(Collection entries)
•••

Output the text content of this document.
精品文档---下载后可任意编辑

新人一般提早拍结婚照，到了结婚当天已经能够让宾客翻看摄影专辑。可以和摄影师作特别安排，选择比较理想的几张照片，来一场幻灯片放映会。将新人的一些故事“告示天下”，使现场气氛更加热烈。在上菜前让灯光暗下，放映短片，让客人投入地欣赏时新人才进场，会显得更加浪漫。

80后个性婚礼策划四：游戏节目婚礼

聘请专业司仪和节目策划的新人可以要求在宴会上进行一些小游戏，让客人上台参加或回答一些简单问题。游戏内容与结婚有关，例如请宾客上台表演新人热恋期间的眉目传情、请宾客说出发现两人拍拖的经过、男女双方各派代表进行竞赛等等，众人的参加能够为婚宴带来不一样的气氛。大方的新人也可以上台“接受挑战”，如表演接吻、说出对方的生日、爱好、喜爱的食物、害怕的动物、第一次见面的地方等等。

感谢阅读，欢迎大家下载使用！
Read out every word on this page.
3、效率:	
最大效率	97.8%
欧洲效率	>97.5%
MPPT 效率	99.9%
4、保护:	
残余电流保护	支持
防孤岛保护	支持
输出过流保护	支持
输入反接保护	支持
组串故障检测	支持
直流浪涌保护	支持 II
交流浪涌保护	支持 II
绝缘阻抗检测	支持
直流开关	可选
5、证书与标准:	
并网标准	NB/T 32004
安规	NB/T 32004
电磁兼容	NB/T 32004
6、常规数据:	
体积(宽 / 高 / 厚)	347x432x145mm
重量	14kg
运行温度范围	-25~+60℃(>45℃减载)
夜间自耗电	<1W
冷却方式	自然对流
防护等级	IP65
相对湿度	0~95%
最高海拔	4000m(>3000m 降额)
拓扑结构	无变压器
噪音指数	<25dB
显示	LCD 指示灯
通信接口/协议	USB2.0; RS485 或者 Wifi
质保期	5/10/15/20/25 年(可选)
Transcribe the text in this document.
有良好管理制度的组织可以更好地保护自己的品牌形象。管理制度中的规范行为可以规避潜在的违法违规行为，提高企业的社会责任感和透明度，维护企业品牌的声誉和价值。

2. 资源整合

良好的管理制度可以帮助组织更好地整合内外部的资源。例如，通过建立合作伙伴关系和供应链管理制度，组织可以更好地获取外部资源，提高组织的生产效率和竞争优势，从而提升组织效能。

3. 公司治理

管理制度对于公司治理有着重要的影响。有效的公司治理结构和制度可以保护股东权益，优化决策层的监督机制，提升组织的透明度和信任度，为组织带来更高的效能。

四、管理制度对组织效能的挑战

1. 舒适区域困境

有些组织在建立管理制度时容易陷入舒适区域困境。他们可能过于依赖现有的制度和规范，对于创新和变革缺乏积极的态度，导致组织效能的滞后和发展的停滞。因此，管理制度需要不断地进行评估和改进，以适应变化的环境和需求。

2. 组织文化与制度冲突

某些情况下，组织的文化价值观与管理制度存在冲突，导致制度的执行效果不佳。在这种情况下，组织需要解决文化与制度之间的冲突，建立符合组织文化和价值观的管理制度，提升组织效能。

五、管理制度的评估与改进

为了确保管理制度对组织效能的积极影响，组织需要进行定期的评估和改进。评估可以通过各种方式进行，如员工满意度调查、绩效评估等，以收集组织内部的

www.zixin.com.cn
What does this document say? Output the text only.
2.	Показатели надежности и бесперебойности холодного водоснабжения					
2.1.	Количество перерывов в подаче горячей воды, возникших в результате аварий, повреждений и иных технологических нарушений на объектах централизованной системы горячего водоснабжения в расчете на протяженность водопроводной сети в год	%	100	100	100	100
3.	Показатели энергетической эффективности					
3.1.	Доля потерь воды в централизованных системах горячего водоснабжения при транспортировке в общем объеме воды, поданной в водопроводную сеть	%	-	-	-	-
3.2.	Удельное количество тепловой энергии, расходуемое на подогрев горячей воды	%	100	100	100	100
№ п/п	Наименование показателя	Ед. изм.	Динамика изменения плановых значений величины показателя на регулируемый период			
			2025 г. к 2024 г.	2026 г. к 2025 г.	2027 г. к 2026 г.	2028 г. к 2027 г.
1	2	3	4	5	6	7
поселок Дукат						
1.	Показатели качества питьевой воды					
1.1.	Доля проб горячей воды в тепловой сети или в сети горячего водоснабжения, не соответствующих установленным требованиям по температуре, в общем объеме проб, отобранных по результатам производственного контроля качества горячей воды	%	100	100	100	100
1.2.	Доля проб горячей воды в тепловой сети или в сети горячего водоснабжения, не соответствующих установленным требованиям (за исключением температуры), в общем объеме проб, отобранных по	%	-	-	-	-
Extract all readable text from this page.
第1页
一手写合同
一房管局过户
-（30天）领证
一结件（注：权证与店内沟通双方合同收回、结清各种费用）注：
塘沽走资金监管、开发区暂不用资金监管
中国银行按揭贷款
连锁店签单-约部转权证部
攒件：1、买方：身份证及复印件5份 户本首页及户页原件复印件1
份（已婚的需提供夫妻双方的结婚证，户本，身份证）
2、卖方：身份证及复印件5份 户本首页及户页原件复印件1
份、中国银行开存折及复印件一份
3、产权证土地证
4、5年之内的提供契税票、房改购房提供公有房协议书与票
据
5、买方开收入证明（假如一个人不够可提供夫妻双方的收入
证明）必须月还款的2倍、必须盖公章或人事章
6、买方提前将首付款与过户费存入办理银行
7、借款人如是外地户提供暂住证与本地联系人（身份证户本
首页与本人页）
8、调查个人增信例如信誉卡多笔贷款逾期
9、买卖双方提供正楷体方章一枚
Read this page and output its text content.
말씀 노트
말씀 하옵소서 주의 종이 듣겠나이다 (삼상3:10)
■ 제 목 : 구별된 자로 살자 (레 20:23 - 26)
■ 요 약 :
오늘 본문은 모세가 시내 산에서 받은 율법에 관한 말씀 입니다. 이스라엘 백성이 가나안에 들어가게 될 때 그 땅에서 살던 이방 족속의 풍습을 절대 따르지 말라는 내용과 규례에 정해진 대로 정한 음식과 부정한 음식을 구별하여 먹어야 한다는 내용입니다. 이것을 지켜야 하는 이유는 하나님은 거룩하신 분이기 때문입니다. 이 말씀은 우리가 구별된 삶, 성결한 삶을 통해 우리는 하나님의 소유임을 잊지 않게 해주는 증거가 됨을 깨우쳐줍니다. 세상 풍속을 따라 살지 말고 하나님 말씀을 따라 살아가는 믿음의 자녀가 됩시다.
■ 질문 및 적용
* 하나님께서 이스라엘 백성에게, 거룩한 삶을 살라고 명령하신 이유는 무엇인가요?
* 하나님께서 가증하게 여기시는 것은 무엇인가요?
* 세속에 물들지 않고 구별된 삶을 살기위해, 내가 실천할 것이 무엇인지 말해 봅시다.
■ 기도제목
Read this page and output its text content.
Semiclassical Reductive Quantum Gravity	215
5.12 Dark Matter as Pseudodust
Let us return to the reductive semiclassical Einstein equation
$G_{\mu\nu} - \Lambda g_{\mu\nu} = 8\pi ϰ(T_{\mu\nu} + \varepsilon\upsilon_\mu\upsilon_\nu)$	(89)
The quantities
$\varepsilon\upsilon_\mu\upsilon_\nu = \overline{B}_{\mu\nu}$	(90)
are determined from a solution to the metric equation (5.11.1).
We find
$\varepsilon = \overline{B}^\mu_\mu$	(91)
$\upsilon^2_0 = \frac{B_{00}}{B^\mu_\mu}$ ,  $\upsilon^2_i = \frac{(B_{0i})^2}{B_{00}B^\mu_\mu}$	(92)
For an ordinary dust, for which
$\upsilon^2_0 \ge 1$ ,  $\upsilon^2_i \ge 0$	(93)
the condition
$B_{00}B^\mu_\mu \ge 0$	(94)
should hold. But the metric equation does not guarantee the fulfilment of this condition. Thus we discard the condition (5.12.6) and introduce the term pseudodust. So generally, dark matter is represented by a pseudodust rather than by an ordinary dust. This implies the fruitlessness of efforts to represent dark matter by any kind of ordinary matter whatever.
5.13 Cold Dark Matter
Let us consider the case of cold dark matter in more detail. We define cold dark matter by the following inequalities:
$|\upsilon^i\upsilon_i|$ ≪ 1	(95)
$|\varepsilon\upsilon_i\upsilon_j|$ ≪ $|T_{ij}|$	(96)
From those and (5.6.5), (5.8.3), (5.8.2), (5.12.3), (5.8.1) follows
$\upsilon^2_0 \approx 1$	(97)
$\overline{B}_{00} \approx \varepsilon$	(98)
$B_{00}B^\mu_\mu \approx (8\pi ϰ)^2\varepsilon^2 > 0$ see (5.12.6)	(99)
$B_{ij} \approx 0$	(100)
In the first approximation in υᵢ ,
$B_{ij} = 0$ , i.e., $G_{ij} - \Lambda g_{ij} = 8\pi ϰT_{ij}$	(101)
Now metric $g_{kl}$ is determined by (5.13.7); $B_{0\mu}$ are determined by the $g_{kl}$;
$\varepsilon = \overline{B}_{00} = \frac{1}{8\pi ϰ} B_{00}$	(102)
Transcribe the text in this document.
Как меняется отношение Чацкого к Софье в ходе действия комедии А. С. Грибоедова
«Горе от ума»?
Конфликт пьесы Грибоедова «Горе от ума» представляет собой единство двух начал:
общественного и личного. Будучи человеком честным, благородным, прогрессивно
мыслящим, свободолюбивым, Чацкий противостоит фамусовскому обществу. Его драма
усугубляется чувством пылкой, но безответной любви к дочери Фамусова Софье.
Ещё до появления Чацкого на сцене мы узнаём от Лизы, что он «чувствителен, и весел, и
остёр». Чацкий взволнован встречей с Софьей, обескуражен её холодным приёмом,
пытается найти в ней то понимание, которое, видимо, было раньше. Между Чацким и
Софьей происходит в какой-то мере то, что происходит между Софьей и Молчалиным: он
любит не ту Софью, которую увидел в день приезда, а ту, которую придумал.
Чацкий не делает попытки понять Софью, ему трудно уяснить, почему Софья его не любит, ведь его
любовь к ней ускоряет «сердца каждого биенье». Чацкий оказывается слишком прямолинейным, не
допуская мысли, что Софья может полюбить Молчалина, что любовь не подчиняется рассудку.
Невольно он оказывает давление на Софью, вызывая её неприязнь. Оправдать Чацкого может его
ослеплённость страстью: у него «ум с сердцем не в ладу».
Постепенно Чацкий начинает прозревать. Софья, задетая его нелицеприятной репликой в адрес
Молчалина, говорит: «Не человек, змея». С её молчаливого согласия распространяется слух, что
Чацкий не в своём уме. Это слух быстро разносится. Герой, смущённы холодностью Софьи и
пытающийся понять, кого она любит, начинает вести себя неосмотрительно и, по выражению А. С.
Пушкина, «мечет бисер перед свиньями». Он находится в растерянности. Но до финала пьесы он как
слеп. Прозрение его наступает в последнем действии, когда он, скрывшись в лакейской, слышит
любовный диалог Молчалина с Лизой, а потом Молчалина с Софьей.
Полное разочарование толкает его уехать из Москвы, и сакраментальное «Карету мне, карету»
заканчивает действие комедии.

•••

What you have to do: Gather each line from the listing above that holds "может".

Exercise output:
допуская мысли, что Софья может полюбить Молчалина, что любовь не подчиняется рассудку.
Невольно он оказывает давление на Софью, вызывая её неприязнь. Оправдать Чацкого может его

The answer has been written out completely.